### Extract
========================================
July 24, 2021

A Critical Discussion

Note: This is a complex and important turn of events worthy of your time and attention. The recently discovered speech by Seymour Papert at the end of this essay adds a great deal of clarity to the current controversy.

Last month (June 2021), more than fifty Latin American educators and scholars published a joint letter online very clear issues they have with a recent book, The Charisma Machine – The Life, Death, and Legacy of One Laptop Per Child, by Berkeley Assistant Adjunct Professor Morgan Ames. While I personally find the book to be a deeply flawed, inaccurate, and unkind polemic, my Latinx colleagues’ concerns deserve your attention and their voices need to be heard.

The Colonialist Charisma Machine states collectively that “The colonialism of “The Charisma Machine” book by Morgan Ames disrespects Latin American education and research.” Those serious charges are supported by evidence, detailed fact-checking, and discussion of the pain caused by the book’s assertions.

You should read the Latinx scholars’ critique of the Ames book, her response, and the collective rebuttal to Ames’ reply by the manifesto’s signatories.

One of the signers of our original letter is a Latinx scholar from Brazil, Paulo Blikstein, from Columbia University (US). He also posted the letter on his personal social media accounts, just like many of us did. Unfortunately, Morgan Ames has claimed that the letter “originated” from him, and that he is a “white man tenured at an Ivy League University.”
========================================
### Source excerpt
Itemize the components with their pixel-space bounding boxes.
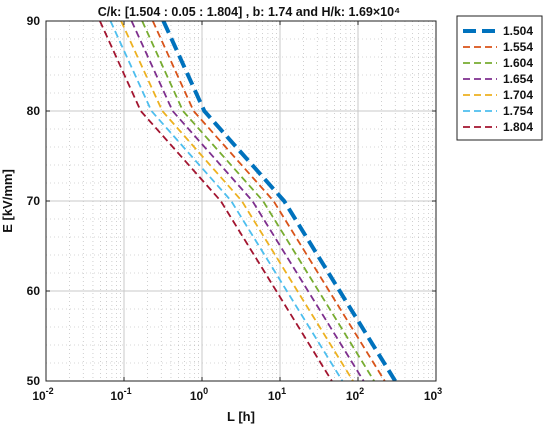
========================================
### Objective A
According to the essay, how many Latin American educators and scholars published the joint letter in June 2021?
### Objective B
Summarize the essay in two sentences.
### Objective C
Copy the stretch of the essay from "July 24, 2021" through "to be heard.".

### Response A
More than fifty.

### Response B
In June 2021, more than fifty Latin American educators and scholars published a joint letter online charging that Morgan Ames's book The Charisma Machine disrespects Latin American education and research through its colonialism. The author, who considers the book a deeply flawed and inaccurate polemic, urges readers to read the scholars' critique, Ames's response, and the signatories' rebuttal to her reply.

### Response C
July 24, 2021

A Critical Discussion

Note: This is a complex and important turn of events worthy of your time and attention. The recently discovered speech by Seymour Papert at the end of this essay adds a great deal of clarity to the current controversy.

Last month (June 2021), more than fifty Latin American educators and scholars published a joint letter online very clear issues they have with a recent book, The Charisma Machine – The Life, Death, and Legacy of One Laptop Per Child, by Berkeley Assistant Adjunct Professor Morgan Ames. While I personally find the book to be a deeply flawed, inaccurate, and unkind polemic, my Latinx colleagues’ concerns deserve your attention and their voices need to be heard.